Problem>
Print exactly the lines from the one containing "Read out every word on this page." through the last line of the records below, both included, and nothing else; omit any pictures.

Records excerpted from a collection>
━━━━━━

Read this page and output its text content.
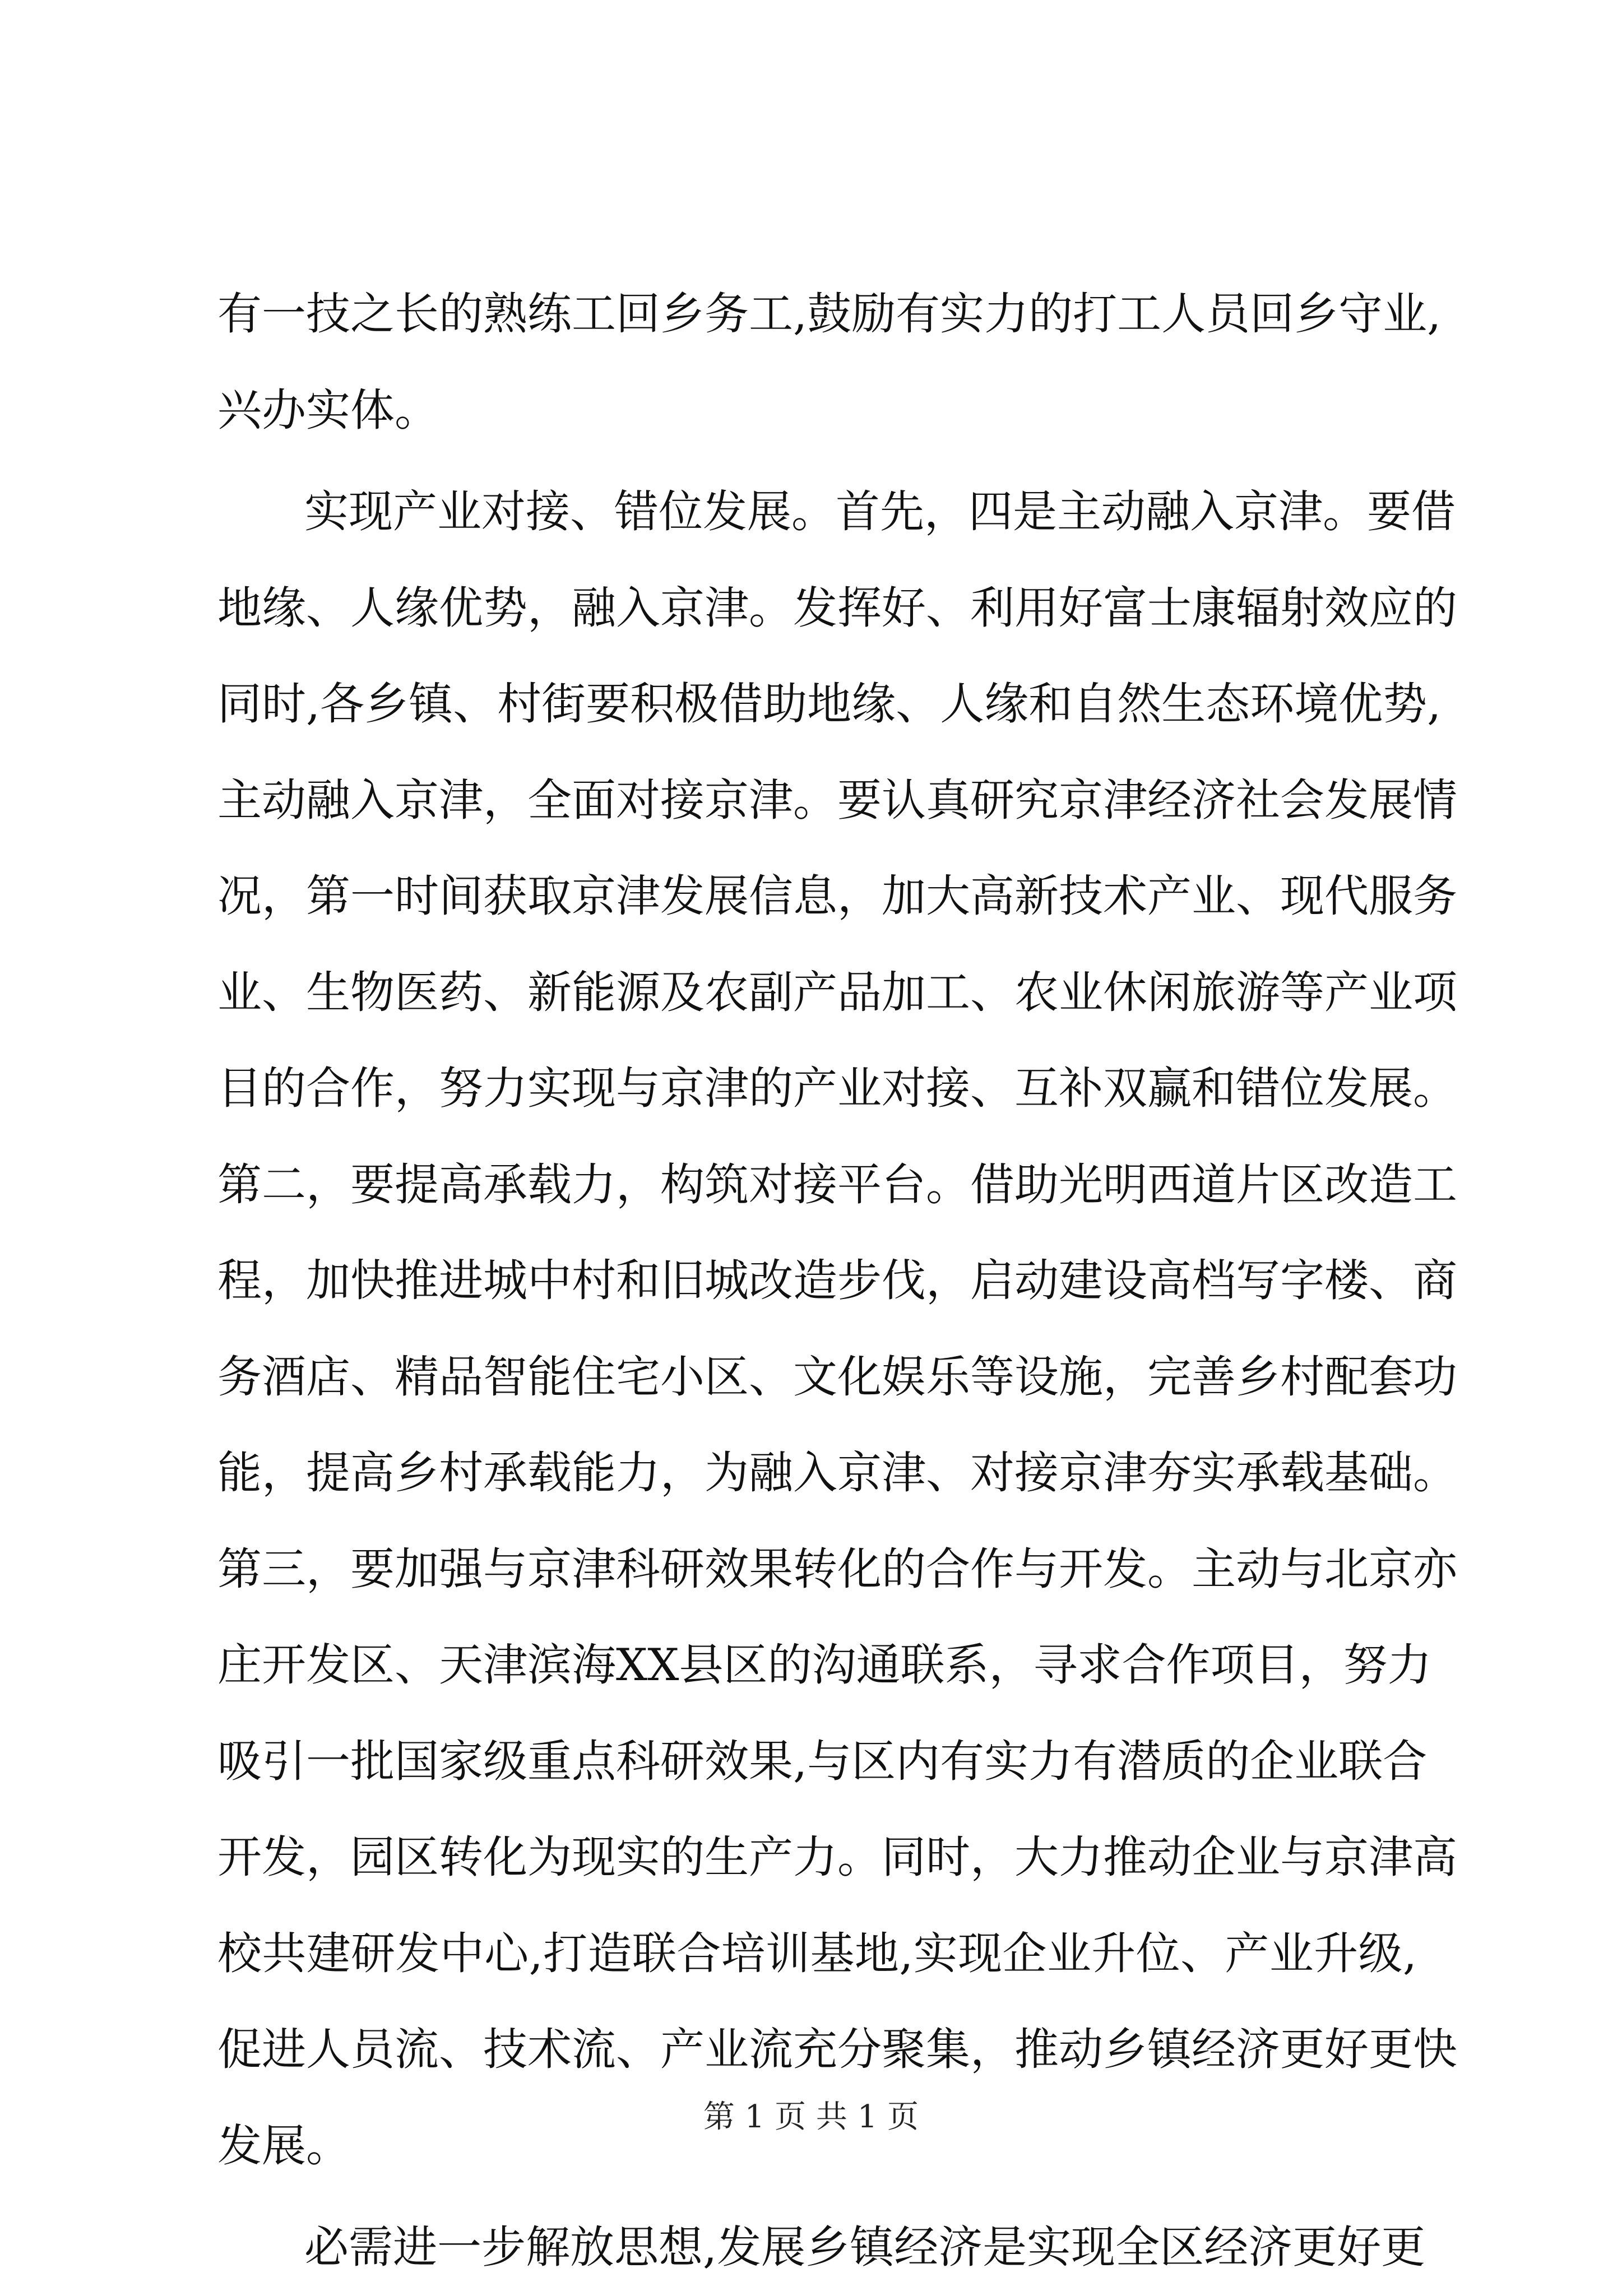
有一技之长的熟练工回乡务工,鼓励有实力的打工人员回乡守业,
兴办实体。
实现产业对接、错位发展。首先，四是主动融入京津。要借
地缘、人缘优势，融入京津。发挥好、利用好富士康辐射效应的
同时,各乡镇、村街要积极借助地缘、人缘和自然生态环境优势,
主动融入京津，全面对接京津。要认真研究京津经济社会发展情
况，第一时间获取京津发展信息，加大高新技术产业、现代服务
业、生物医药、新能源及农副产品加工、农业休闲旅游等产业项
目的合作，努力实现与京津的产业对接、互补双赢和错位发展。
第二，要提高承载力，构筑对接平台。借助光明西道片区改造工
程，加快推进城中村和旧城改造步伐，启动建设高档写字楼、商
务酒店、精品智能住宅小区、文化娱乐等设施，完善乡村配套功
能，提高乡村承载能力，为融入京津、对接京津夯实承载基础。
第三，要加强与京津科研效果转化的合作与开发。主动与北京亦
庄开发区、天津滨海XX县区的沟通联系，寻求合作项目，努力
吸引一批国家级重点科研效果,与区内有实力有潜质的企业联合
开发，园区转化为现实的生产力。同时，大力推动企业与京津高
校共建研发中心,打造联合培训基地,实现企业升位、产业升级,
促进人员流、技术流、产业流充分聚集，推动乡镇经济更好更快
发展。
必需进一步解放思想,发展乡镇经济是实现全区经济更好更
第 1 页 共 1 页
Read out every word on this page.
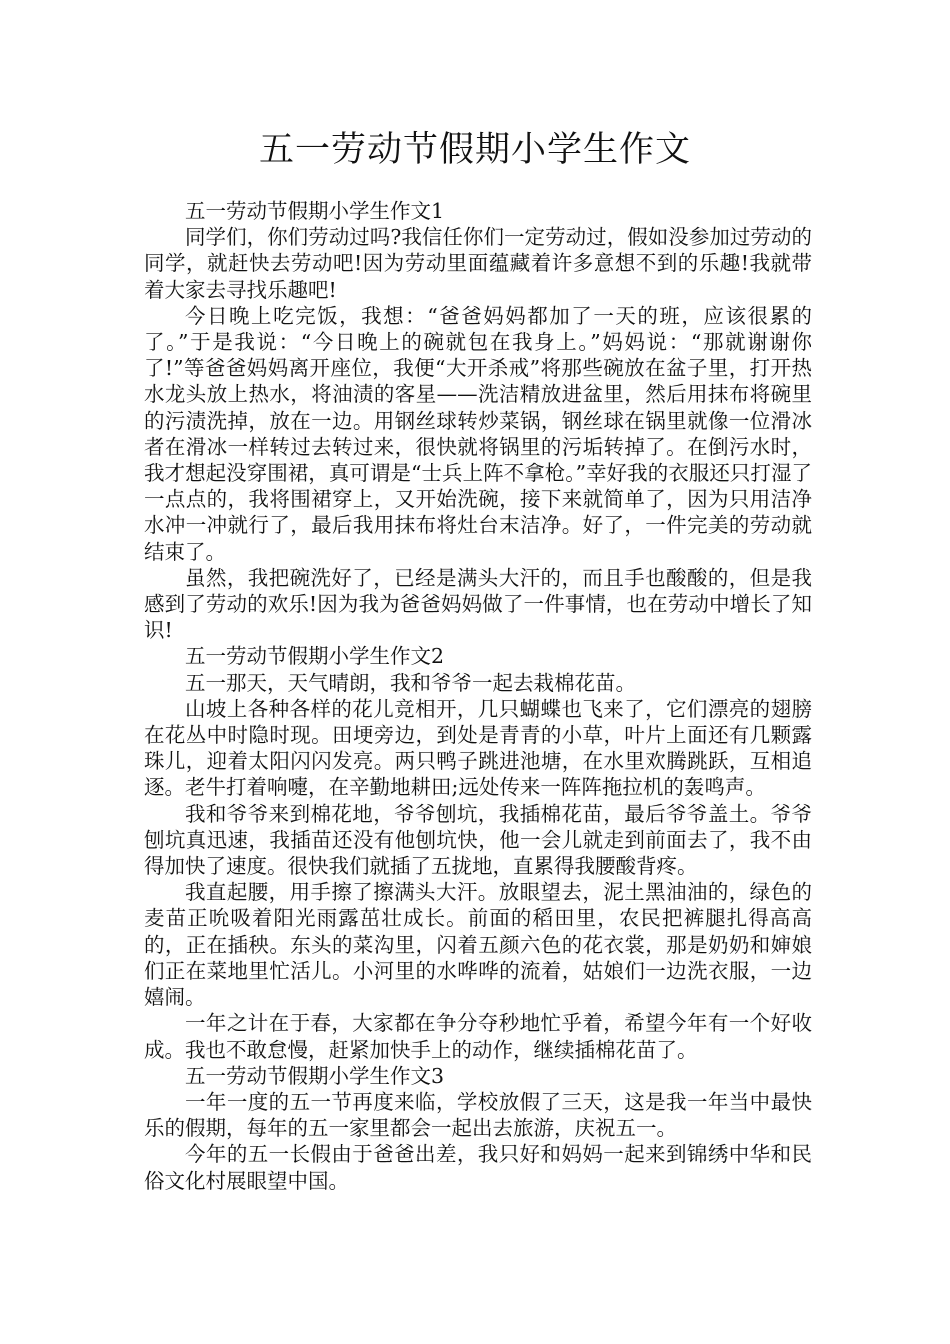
五一劳动节假期小学生作文

五一劳动节假期小学生作文1

同学们，你们劳动过吗?我信任你们一定劳动过，假如没参加过劳动的同学，就赶快去劳动吧!因为劳动里面蕴藏着许多意想不到的乐趣!我就带着大家去寻找乐趣吧!

今日晚上吃完饭，我想：“爸爸妈妈都加了一天的班，应该很累的了。”于是我说：“今日晚上的碗就包在我身上。”妈妈说：“那就谢谢你了!”等爸爸妈妈离开座位，我便“大开杀戒”将那些碗放在盆子里，打开热水龙头放上热水，将油渍的客星——洗洁精放进盆里，然后用抹布将碗里的污渍洗掉，放在一边。用钢丝球转炒菜锅，钢丝球在锅里就像一位滑冰者在滑冰一样转过去转过来，很快就将锅里的污垢转掉了。在倒污水时，我才想起没穿围裙，真可谓是“士兵上阵不拿枪。”幸好我的衣服还只打湿了一点点的，我将围裙穿上，又开始洗碗，接下来就简单了，因为只用洁净水冲一冲就行了，最后我用抹布将灶台末洁净。好了，一件完美的劳动就结束了。

虽然，我把碗洗好了，已经是满头大汗的，而且手也酸酸的，但是我感到了劳动的欢乐!因为我为爸爸妈妈做了一件事情，也在劳动中增长了知识!

五一劳动节假期小学生作文2

五一那天，天气晴朗，我和爷爷一起去栽棉花苗。

山坡上各种各样的花儿竞相开，几只蝴蝶也飞来了，它们漂亮的翅膀在花丛中时隐时现。田埂旁边，到处是青青的小草，叶片上面还有几颗露珠儿，迎着太阳闪闪发亮。两只鸭子跳进池塘，在水里欢腾跳跃，互相追逐。老牛打着响嚏，在辛勤地耕田;远处传来一阵阵拖拉机的轰鸣声。

我和爷爷来到棉花地，爷爷刨坑，我插棉花苗，最后爷爷盖土。爷爷刨坑真迅速，我插苗还没有他刨坑快，他一会儿就走到前面去了，我不由得加快了速度。很快我们就插了五拢地，直累得我腰酸背疼。

我直起腰，用手擦了擦满头大汗。放眼望去，泥土黑油油的，绿色的麦苗正吮吸着阳光雨露茁壮成长。前面的稻田里，农民把裤腿扎得高高的，正在插秧。东头的菜沟里，闪着五颜六色的花衣裳，那是奶奶和婶娘们正在菜地里忙活儿。小河里的水哗哗的流着，姑娘们一边洗衣服，一边嬉闹。

一年之计在于春，大家都在争分夺秒地忙乎着，希望今年有一个好收成。我也不敢怠慢，赶紧加快手上的动作，继续插棉花苗了。

五一劳动节假期小学生作文3

一年一度的五一节再度来临，学校放假了三天，这是我一年当中最快乐的假期，每年的五一家里都会一起出去旅游，庆祝五一。

今年的五一长假由于爸爸出差，我只好和妈妈一起来到锦绣中华和民俗文化村展眼望中国。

━━━━━━

Task response>
Read out every word on this page.
五一劳动节假期小学生作文

五一劳动节假期小学生作文1

同学们，你们劳动过吗?我信任你们一定劳动过，假如没参加过劳动的同学，就赶快去劳动吧!因为劳动里面蕴藏着许多意想不到的乐趣!我就带着大家去寻找乐趣吧!

今日晚上吃完饭，我想：“爸爸妈妈都加了一天的班，应该很累的了。”于是我说：“今日晚上的碗就包在我身上。”妈妈说：“那就谢谢你了!”等爸爸妈妈离开座位，我便“大开杀戒”将那些碗放在盆子里，打开热水龙头放上热水，将油渍的客星——洗洁精放进盆里，然后用抹布将碗里的污渍洗掉，放在一边。用钢丝球转炒菜锅，钢丝球在锅里就像一位滑冰者在滑冰一样转过去转过来，很快就将锅里的污垢转掉了。在倒污水时，我才想起没穿围裙，真可谓是“士兵上阵不拿枪。”幸好我的衣服还只打湿了一点点的，我将围裙穿上，又开始洗碗，接下来就简单了，因为只用洁净水冲一冲就行了，最后我用抹布将灶台末洁净。好了，一件完美的劳动就结束了。

虽然，我把碗洗好了，已经是满头大汗的，而且手也酸酸的，但是我感到了劳动的欢乐!因为我为爸爸妈妈做了一件事情，也在劳动中增长了知识!

五一劳动节假期小学生作文2

五一那天，天气晴朗，我和爷爷一起去栽棉花苗。

山坡上各种各样的花儿竞相开，几只蝴蝶也飞来了，它们漂亮的翅膀在花丛中时隐时现。田埂旁边，到处是青青的小草，叶片上面还有几颗露珠儿，迎着太阳闪闪发亮。两只鸭子跳进池塘，在水里欢腾跳跃，互相追逐。老牛打着响嚏，在辛勤地耕田;远处传来一阵阵拖拉机的轰鸣声。

我和爷爷来到棉花地，爷爷刨坑，我插棉花苗，最后爷爷盖土。爷爷刨坑真迅速，我插苗还没有他刨坑快，他一会儿就走到前面去了，我不由得加快了速度。很快我们就插了五拢地，直累得我腰酸背疼。

我直起腰，用手擦了擦满头大汗。放眼望去，泥土黑油油的，绿色的麦苗正吮吸着阳光雨露茁壮成长。前面的稻田里，农民把裤腿扎得高高的，正在插秧。东头的菜沟里，闪着五颜六色的花衣裳，那是奶奶和婶娘们正在菜地里忙活儿。小河里的水哗哗的流着，姑娘们一边洗衣服，一边嬉闹。

一年之计在于春，大家都在争分夺秒地忙乎着，希望今年有一个好收成。我也不敢怠慢，赶紧加快手上的动作，继续插棉花苗了。

五一劳动节假期小学生作文3

一年一度的五一节再度来临，学校放假了三天，这是我一年当中最快乐的假期，每年的五一家里都会一起出去旅游，庆祝五一。

今年的五一长假由于爸爸出差，我只好和妈妈一起来到锦绣中华和民俗文化村展眼望中国。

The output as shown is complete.